__Task goal__
Output the material beneath this task exactly, images excluded.

__Records from a collection of figures__
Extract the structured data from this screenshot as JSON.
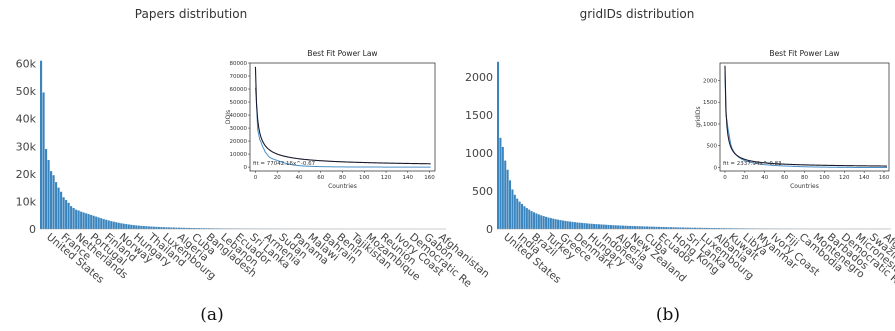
{
  "figure": {
    "panels": [
      {
        "id": "a",
        "caption": "(a)"
      },
      {
        "id": "b",
        "caption": "(b)"
      }
    ]
  },
  "chart_data": [
    {
      "type": "bar",
      "title": "Papers distribution",
      "ylim": [
        0,
        62000
      ],
      "yticks": [
        0,
        10000,
        20000,
        30000,
        40000,
        50000,
        60000
      ],
      "ytick_labels": [
        "0",
        "10k",
        "20k",
        "30k",
        "40k",
        "50k",
        "60k"
      ],
      "labeled_categories": [
        "United States",
        "France",
        "Netherlands",
        "Portugal",
        "Finland",
        "Norway",
        "Hungary",
        "Thailand",
        "Luxembourg",
        "Algeria",
        "Cuba",
        "Bangladesh",
        "Lebanon",
        "Ecuador",
        "Sri Lanka",
        "Armenia",
        "Sudan",
        "Panama",
        "Malawi",
        "Bahrain",
        "Benin",
        "Tajikistan",
        "Mozambique",
        "Reunion",
        "Ivory Coast",
        "Democratic Re",
        "Gabon",
        "Afghanistan"
      ],
      "values": [
        61000,
        49500,
        29000,
        25000,
        21000,
        19500,
        17000,
        15000,
        13500,
        11500,
        10500,
        9500,
        8300,
        7600,
        7000,
        6700,
        6300,
        6000,
        5700,
        5400,
        5100,
        4800,
        4500,
        4200,
        3900,
        3600,
        3350,
        3100,
        2850,
        2650,
        2450,
        2250,
        2080,
        1920,
        1780,
        1650,
        1530,
        1420,
        1320,
        1230,
        1150,
        1080,
        1010,
        950,
        890,
        840,
        790,
        745,
        705,
        665,
        630,
        595,
        565,
        535,
        505,
        480,
        455,
        432,
        410,
        390,
        370,
        352,
        335,
        318,
        302,
        287,
        273,
        260,
        247,
        235,
        224,
        213,
        203,
        193,
        184,
        175,
        167,
        159,
        151,
        144,
        137,
        131,
        125,
        119,
        113,
        108,
        103,
        98,
        93,
        89,
        85,
        81,
        77,
        73,
        70,
        67,
        64,
        61,
        58,
        55,
        52,
        50,
        48,
        46,
        44,
        42,
        40,
        38,
        36,
        34,
        32,
        30,
        29,
        28,
        27,
        26,
        25,
        24,
        23,
        22,
        21,
        20,
        19,
        18,
        17,
        16,
        15,
        14,
        13,
        12,
        11,
        10,
        9,
        8,
        8,
        7,
        7,
        6,
        6,
        5,
        5,
        4,
        4,
        3,
        3,
        3,
        2,
        2,
        2,
        2,
        1,
        1,
        1,
        1,
        1,
        1,
        1,
        1,
        1,
        1,
        1,
        1
      ],
      "color": "#3b85bf",
      "inset": {
        "type": "line",
        "title": "Best Fit Power Law",
        "xlabel": "Countries",
        "ylabel": "DOIs",
        "xlim": [
          -5,
          165
        ],
        "ylim": [
          -3000,
          80000
        ],
        "xticks": [
          0,
          20,
          40,
          60,
          80,
          100,
          120,
          140,
          160
        ],
        "yticks": [
          0,
          10000,
          20000,
          30000,
          40000,
          50000,
          60000,
          70000,
          80000
        ],
        "annotation": "fit = 77042.16x^-0.67",
        "data_series_color": "#4a90c8",
        "fit_series_color": "#1a1a2e",
        "fit": {
          "a": 77042.16,
          "b": 0.67
        }
      }
    },
    {
      "type": "bar",
      "title": "gridIDs distribution",
      "ylim": [
        0,
        2250
      ],
      "yticks": [
        0,
        500,
        1000,
        1500,
        2000
      ],
      "ytick_labels": [
        "0",
        "500",
        "1000",
        "1500",
        "2000"
      ],
      "labeled_categories": [
        "United States",
        "India",
        "Brazil",
        "Turkey",
        "Greece",
        "Denmark",
        "Hungary",
        "Indonesia",
        "Algeria",
        "New Zealand",
        "Cuba",
        "Ecuador",
        "Hong Kong",
        "Sri Lanka",
        "Luxembourg",
        "Albania",
        "Kuwait",
        "Libya",
        "Myanmar",
        "Ivory Coast",
        "Fiji",
        "Cambodia",
        "Montenegro",
        "Barbados",
        "Democratic Re",
        "Micronesia",
        "Swaziland",
        "Afghanistan"
      ],
      "values": [
        2200,
        1200,
        1080,
        900,
        780,
        640,
        520,
        450,
        400,
        360,
        330,
        300,
        275,
        255,
        235,
        220,
        205,
        192,
        180,
        170,
        160,
        151,
        143,
        136,
        129,
        123,
        117,
        112,
        107,
        102,
        98,
        94,
        90,
        86,
        83,
        80,
        77,
        74,
        71,
        69,
        66,
        64,
        62,
        60,
        58,
        56,
        54,
        52,
        50,
        49,
        47,
        46,
        44,
        43,
        41,
        40,
        39,
        38,
        37,
        36,
        35,
        34,
        33,
        32,
        31,
        30,
        29,
        28,
        27,
        26,
        25,
        24,
        24,
        23,
        22,
        21,
        21,
        20,
        19,
        19,
        18,
        17,
        17,
        16,
        16,
        15,
        15,
        14,
        14,
        13,
        13,
        12,
        12,
        11,
        11,
        10,
        10,
        10,
        9,
        9,
        9,
        8,
        8,
        8,
        7,
        7,
        7,
        6,
        6,
        6,
        5,
        5,
        5,
        5,
        4,
        4,
        4,
        4,
        3,
        3,
        3,
        3,
        3,
        2,
        2,
        2,
        2,
        2,
        2,
        2,
        1,
        1,
        1,
        1,
        1,
        1,
        1,
        1,
        1,
        1,
        1,
        1,
        1,
        1,
        1,
        1,
        1,
        1,
        1,
        1,
        1,
        1,
        1,
        1,
        1,
        1,
        1,
        1,
        1,
        1,
        1,
        1,
        1,
        1
      ],
      "color": "#3b85bf",
      "inset": {
        "type": "line",
        "title": "Best Fit Power Law",
        "xlabel": "Countries",
        "ylabel": "gridIDs",
        "xlim": [
          -5,
          165
        ],
        "ylim": [
          -80,
          2400
        ],
        "xticks": [
          0,
          20,
          40,
          60,
          80,
          100,
          120,
          140,
          160
        ],
        "yticks": [
          0,
          500,
          1000,
          1500,
          2000
        ],
        "annotation": "fit = 2337.94x^-0.83",
        "data_series_color": "#4a90c8",
        "fit_series_color": "#1a1a2e",
        "fit": {
          "a": 2337.94,
          "b": 0.83
        }
      }
    }
  ]
}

__Answer in full__
Extract the structured data from this screenshot as JSON.
{
  "figure": {
    "panels": [
      {
        "id": "a",
        "caption": "(a)"
      },
      {
        "id": "b",
        "caption": "(b)"
      }
    ]
  },
  "chart_data": [
    {
      "type": "bar",
      "title": "Papers distribution",
      "ylim": [
        0,
        62000
      ],
      "yticks": [
        0,
        10000,
        20000,
        30000,
        40000,
        50000,
        60000
      ],
      "ytick_labels": [
        "0",
        "10k",
        "20k",
        "30k",
        "40k",
        "50k",
        "60k"
      ],
      "labeled_categories": [
        "United States",
        "France",
        "Netherlands",
        "Portugal",
        "Finland",
        "Norway",
        "Hungary",
        "Thailand",
        "Luxembourg",
        "Algeria",
        "Cuba",
        "Bangladesh",
        "Lebanon",
        "Ecuador",
        "Sri Lanka",
        "Armenia",
        "Sudan",
        "Panama",
        "Malawi",
        "Bahrain",
        "Benin",
        "Tajikistan",
        "Mozambique",
        "Reunion",
        "Ivory Coast",
        "Democratic Re",
        "Gabon",
        "Afghanistan"
      ],
      "values": [
        61000,
        49500,
        29000,
        25000,
        21000,
        19500,
        17000,
        15000,
        13500,
        11500,
        10500,
        9500,
        8300,
        7600,
        7000,
        6700,
        6300,
        6000,
        5700,
        5400,
        5100,
        4800,
        4500,
        4200,
        3900,
        3600,
        3350,
        3100,
        2850,
        2650,
        2450,
        2250,
        2080,
        1920,
        1780,
        1650,
        1530,
        1420,
        1320,
        1230,
        1150,
        1080,
        1010,
        950,
        890,
        840,
        790,
        745,
        705,
        665,
        630,
        595,
        565,
        535,
        505,
        480,
        455,
        432,
        410,
        390,
        370,
        352,
        335,
        318,
        302,
        287,
        273,
        260,
        247,
        235,
        224,
        213,
        203,
        193,
        184,
        175,
        167,
        159,
        151,
        144,
        137,
        131,
        125,
        119,
        113,
        108,
        103,
        98,
        93,
        89,
        85,
        81,
        77,
        73,
        70,
        67,
        64,
        61,
        58,
        55,
        52,
        50,
        48,
        46,
        44,
        42,
        40,
        38,
        36,
        34,
        32,
        30,
        29,
        28,
        27,
        26,
        25,
        24,
        23,
        22,
        21,
        20,
        19,
        18,
        17,
        16,
        15,
        14,
        13,
        12,
        11,
        10,
        9,
        8,
        8,
        7,
        7,
        6,
        6,
        5,
        5,
        4,
        4,
        3,
        3,
        3,
        2,
        2,
        2,
        2,
        1,
        1,
        1,
        1,
        1,
        1,
        1,
        1,
        1,
        1,
        1,
        1
      ],
      "color": "#3b85bf",
      "inset": {
        "type": "line",
        "title": "Best Fit Power Law",
        "xlabel": "Countries",
        "ylabel": "DOIs",
        "xlim": [
          -5,
          165
        ],
        "ylim": [
          -3000,
          80000
        ],
        "xticks": [
          0,
          20,
          40,
          60,
          80,
          100,
          120,
          140,
          160
        ],
        "yticks": [
          0,
          10000,
          20000,
          30000,
          40000,
          50000,
          60000,
          70000,
          80000
        ],
        "annotation": "fit = 77042.16x^-0.67",
        "data_series_color": "#4a90c8",
        "fit_series_color": "#1a1a2e",
        "fit": {
          "a": 77042.16,
          "b": 0.67
        }
      }
    },
    {
      "type": "bar",
      "title": "gridIDs distribution",
      "ylim": [
        0,
        2250
      ],
      "yticks": [
        0,
        500,
        1000,
        1500,
        2000
      ],
      "ytick_labels": [
        "0",
        "500",
        "1000",
        "1500",
        "2000"
      ],
      "labeled_categories": [
        "United States",
        "India",
        "Brazil",
        "Turkey",
        "Greece",
        "Denmark",
        "Hungary",
        "Indonesia",
        "Algeria",
        "New Zealand",
        "Cuba",
        "Ecuador",
        "Hong Kong",
        "Sri Lanka",
        "Luxembourg",
        "Albania",
        "Kuwait",
        "Libya",
        "Myanmar",
        "Ivory Coast",
        "Fiji",
        "Cambodia",
        "Montenegro",
        "Barbados",
        "Democratic Re",
        "Micronesia",
        "Swaziland",
        "Afghanistan"
      ],
      "values": [
        2200,
        1200,
        1080,
        900,
        780,
        640,
        520,
        450,
        400,
        360,
        330,
        300,
        275,
        255,
        235,
        220,
        205,
        192,
        180,
        170,
        160,
        151,
        143,
        136,
        129,
        123,
        117,
        112,
        107,
        102,
        98,
        94,
        90,
        86,
        83,
        80,
        77,
        74,
        71,
        69,
        66,
        64,
        62,
        60,
        58,
        56,
        54,
        52,
        50,
        49,
        47,
        46,
        44,
        43,
        41,
        40,
        39,
        38,
        37,
        36,
        35,
        34,
        33,
        32,
        31,
        30,
        29,
        28,
        27,
        26,
        25,
        24,
        24,
        23,
        22,
        21,
        21,
        20,
        19,
        19,
        18,
        17,
        17,
        16,
        16,
        15,
        15,
        14,
        14,
        13,
        13,
        12,
        12,
        11,
        11,
        10,
        10,
        10,
        9,
        9,
        9,
        8,
        8,
        8,
        7,
        7,
        7,
        6,
        6,
        6,
        5,
        5,
        5,
        5,
        4,
        4,
        4,
        4,
        3,
        3,
        3,
        3,
        3,
        2,
        2,
        2,
        2,
        2,
        2,
        2,
        1,
        1,
        1,
        1,
        1,
        1,
        1,
        1,
        1,
        1,
        1,
        1,
        1,
        1,
        1,
        1,
        1,
        1,
        1,
        1,
        1,
        1,
        1,
        1,
        1,
        1,
        1,
        1,
        1,
        1,
        1,
        1,
        1,
        1
      ],
      "color": "#3b85bf",
      "inset": {
        "type": "line",
        "title": "Best Fit Power Law",
        "xlabel": "Countries",
        "ylabel": "gridIDs",
        "xlim": [
          -5,
          165
        ],
        "ylim": [
          -80,
          2400
        ],
        "xticks": [
          0,
          20,
          40,
          60,
          80,
          100,
          120,
          140,
          160
        ],
        "yticks": [
          0,
          500,
          1000,
          1500,
          2000
        ],
        "annotation": "fit = 2337.94x^-0.83",
        "data_series_color": "#4a90c8",
        "fit_series_color": "#1a1a2e",
        "fit": {
          "a": 2337.94,
          "b": 0.83
        }
      }
    }
  ]
}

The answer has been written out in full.